Task description: Below is some material. Set down exactly the line where "Convert this document image to plain text." appears and all lines after it, and stop at the last line.
__________________________________________________
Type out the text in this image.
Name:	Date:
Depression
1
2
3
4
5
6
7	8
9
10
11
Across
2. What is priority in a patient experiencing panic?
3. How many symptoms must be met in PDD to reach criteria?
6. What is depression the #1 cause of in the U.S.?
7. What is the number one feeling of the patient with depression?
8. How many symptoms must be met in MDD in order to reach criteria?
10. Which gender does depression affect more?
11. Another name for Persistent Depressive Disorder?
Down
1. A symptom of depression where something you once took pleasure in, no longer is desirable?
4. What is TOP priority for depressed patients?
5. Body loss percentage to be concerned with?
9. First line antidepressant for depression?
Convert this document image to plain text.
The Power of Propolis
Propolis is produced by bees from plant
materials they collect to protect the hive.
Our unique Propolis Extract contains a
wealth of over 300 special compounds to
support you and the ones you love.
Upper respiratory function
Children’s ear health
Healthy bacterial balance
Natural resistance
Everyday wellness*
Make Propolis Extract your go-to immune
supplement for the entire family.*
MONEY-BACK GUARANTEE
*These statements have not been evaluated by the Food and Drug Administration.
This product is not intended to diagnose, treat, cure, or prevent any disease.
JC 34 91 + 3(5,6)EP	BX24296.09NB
__________________________________________________
Response to the exercise:
Convert this document image to plain text.
The Power of Propolis
Propolis is produced by bees from plant
materials they collect to protect the hive.
Our unique Propolis Extract contains a
wealth of over 300 special compounds to
support you and the ones you love.
Upper respiratory function
Children’s ear health
Healthy bacterial balance
Natural resistance
Everyday wellness*
Make Propolis Extract your go-to immune
supplement for the entire family.*
MONEY-BACK GUARANTEE
*These statements have not been evaluated by the Food and Drug Administration.
This product is not intended to diagnose, treat, cure, or prevent any disease.
JC 34 91 + 3(5,6)EP	BX24296.09NB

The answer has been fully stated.